— Begin —

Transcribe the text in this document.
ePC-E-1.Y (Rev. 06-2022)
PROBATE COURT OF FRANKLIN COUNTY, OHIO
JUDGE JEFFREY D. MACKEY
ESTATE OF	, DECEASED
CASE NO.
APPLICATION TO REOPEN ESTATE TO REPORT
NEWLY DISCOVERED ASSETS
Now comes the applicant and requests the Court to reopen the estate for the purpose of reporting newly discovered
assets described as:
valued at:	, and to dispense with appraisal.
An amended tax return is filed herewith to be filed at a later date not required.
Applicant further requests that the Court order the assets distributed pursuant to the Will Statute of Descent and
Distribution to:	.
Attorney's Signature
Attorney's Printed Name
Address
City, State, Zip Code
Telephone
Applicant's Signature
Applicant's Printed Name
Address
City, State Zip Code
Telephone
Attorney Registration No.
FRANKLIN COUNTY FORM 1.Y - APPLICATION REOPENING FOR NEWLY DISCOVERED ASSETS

— End —

Write out the data again, exactly and in full.

Transcribe the text in this document.
ePC-E-1.Y (Rev. 06-2022)
PROBATE COURT OF FRANKLIN COUNTY, OHIO
JUDGE JEFFREY D. MACKEY
ESTATE OF	, DECEASED
CASE NO.
APPLICATION TO REOPEN ESTATE TO REPORT
NEWLY DISCOVERED ASSETS
Now comes the applicant and requests the Court to reopen the estate for the purpose of reporting newly discovered
assets described as:
valued at:	, and to dispense with appraisal.
An amended tax return is filed herewith to be filed at a later date not required.
Applicant further requests that the Court order the assets distributed pursuant to the Will Statute of Descent and
Distribution to:	.
Attorney's Signature
Attorney's Printed Name
Address
City, State, Zip Code
Telephone
Applicant's Signature
Applicant's Printed Name
Address
City, State Zip Code
Telephone
Attorney Registration No.
FRANKLIN COUNTY FORM 1.Y - APPLICATION REOPENING FOR NEWLY DISCOVERED ASSETS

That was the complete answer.